Source data:
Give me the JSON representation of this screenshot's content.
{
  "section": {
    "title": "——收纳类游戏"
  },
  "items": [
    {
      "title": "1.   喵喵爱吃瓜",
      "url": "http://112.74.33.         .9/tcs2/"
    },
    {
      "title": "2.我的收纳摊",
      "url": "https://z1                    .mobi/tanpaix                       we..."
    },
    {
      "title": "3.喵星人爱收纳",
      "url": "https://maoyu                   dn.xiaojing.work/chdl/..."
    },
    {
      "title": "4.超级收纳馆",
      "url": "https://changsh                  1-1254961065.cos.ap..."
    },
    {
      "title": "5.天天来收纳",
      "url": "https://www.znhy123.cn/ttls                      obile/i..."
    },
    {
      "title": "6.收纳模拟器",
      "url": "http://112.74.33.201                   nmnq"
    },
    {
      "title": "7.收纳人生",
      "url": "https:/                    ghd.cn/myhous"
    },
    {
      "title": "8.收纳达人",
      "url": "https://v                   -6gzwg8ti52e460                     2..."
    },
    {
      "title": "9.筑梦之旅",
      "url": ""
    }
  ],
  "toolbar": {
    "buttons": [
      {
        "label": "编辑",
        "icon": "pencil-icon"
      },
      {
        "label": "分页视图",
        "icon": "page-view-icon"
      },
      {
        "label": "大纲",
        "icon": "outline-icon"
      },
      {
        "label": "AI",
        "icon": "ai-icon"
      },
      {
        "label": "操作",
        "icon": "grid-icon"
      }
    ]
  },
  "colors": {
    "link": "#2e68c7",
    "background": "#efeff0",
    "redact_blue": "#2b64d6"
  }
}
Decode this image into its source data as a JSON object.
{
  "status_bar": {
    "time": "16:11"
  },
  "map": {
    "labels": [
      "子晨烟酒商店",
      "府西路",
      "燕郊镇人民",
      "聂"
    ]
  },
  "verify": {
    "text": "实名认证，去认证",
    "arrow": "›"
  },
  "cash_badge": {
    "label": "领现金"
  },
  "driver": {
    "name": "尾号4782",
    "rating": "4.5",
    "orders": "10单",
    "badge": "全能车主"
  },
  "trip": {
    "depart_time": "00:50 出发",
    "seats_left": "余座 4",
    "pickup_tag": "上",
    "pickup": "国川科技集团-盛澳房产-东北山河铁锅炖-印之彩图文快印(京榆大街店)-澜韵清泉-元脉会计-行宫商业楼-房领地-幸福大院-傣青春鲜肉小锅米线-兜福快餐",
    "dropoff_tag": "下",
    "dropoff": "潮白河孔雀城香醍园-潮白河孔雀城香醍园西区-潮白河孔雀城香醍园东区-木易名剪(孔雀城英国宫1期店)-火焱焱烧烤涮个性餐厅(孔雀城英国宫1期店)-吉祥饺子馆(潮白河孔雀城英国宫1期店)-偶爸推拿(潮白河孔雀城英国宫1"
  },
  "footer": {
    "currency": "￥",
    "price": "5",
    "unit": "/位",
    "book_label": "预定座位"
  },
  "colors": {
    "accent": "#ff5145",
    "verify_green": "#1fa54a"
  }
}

Given task: Exactly and exclusively, repeat the lines from the line that contains "Decode this image" through the end of the records, both ends included.

Answer in full:
Decode this image into its source data as a JSON object.
{
  "status_bar": {
    "time": "16:11"
  },
  "map": {
    "labels": [
      "子晨烟酒商店",
      "府西路",
      "燕郊镇人民",
      "聂"
    ]
  },
  "verify": {
    "text": "实名认证，去认证",
    "arrow": "›"
  },
  "cash_badge": {
    "label": "领现金"
  },
  "driver": {
    "name": "尾号4782",
    "rating": "4.5",
    "orders": "10单",
    "badge": "全能车主"
  },
  "trip": {
    "depart_time": "00:50 出发",
    "seats_left": "余座 4",
    "pickup_tag": "上",
    "pickup": "国川科技集团-盛澳房产-东北山河铁锅炖-印之彩图文快印(京榆大街店)-澜韵清泉-元脉会计-行宫商业楼-房领地-幸福大院-傣青春鲜肉小锅米线-兜福快餐",
    "dropoff_tag": "下",
    "dropoff": "潮白河孔雀城香醍园-潮白河孔雀城香醍园西区-潮白河孔雀城香醍园东区-木易名剪(孔雀城英国宫1期店)-火焱焱烧烤涮个性餐厅(孔雀城英国宫1期店)-吉祥饺子馆(潮白河孔雀城英国宫1期店)-偶爸推拿(潮白河孔雀城英国宫1"
  },
  "footer": {
    "currency": "￥",
    "price": "5",
    "unit": "/位",
    "book_label": "预定座位"
  },
  "colors": {
    "accent": "#ff5145",
    "verify_green": "#1fa54a"
  }
}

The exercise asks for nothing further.